= What to produce =
Copy out all lines carrying the word "name".

* Start Data shown *

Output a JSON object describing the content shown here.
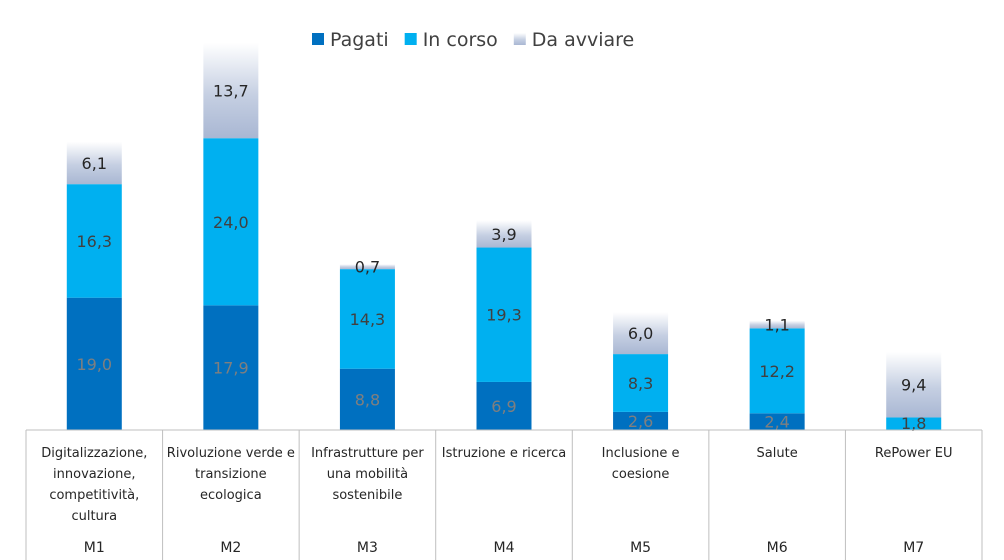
{
  "chart_data": {
    "type": "bar",
    "stacked": true,
    "categories": [
      {
        "label": [
          "Digitalizzazione,",
          "innovazione,",
          "competitività,",
          "cultura"
        ],
        "code": "M1"
      },
      {
        "label": [
          "Rivoluzione verde e",
          "transizione",
          "ecologica"
        ],
        "code": "M2"
      },
      {
        "label": [
          "Infrastrutture per",
          "una mobilità",
          "sostenibile"
        ],
        "code": "M3"
      },
      {
        "label": [
          "Istruzione e ricerca"
        ],
        "code": "M4"
      },
      {
        "label": [
          "Inclusione e",
          "coesione"
        ],
        "code": "M5"
      },
      {
        "label": [
          "Salute"
        ],
        "code": "M6"
      },
      {
        "label": [
          "RePower EU"
        ],
        "code": "M7"
      }
    ],
    "series": [
      {
        "name": "Pagati",
        "color": "#0070C0",
        "label_color": "#7f7f7f",
        "values": [
          19.0,
          17.9,
          8.8,
          6.9,
          2.6,
          2.4,
          0.0
        ]
      },
      {
        "name": "In corso",
        "color": "#00B0F0",
        "label_color": "#404040",
        "values": [
          16.3,
          24.0,
          14.3,
          19.3,
          8.3,
          12.2,
          1.8
        ]
      },
      {
        "name": "Da avviare",
        "color": "#C5CFE2",
        "label_color": "#262626",
        "values": [
          6.1,
          13.7,
          0.7,
          3.9,
          6.0,
          1.1,
          9.4
        ]
      }
    ],
    "value_labels": [
      [
        "19,0",
        "17,9",
        "8,8",
        "6,9",
        "2,6",
        "2,4",
        ""
      ],
      [
        "16,3",
        "24,0",
        "14,3",
        "19,3",
        "8,3",
        "12,2",
        "1,8"
      ],
      [
        "6,1",
        "13,7",
        "0,7",
        "3,9",
        "6,0",
        "1,1",
        "9,4"
      ]
    ],
    "ylim": [
      0,
      56
    ],
    "legend": "top",
    "grid": false
  }
}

* End Data shown *

= Task answer =
        "name": "Pagati",
        "name": "In corso",
        "name": "Da avviare",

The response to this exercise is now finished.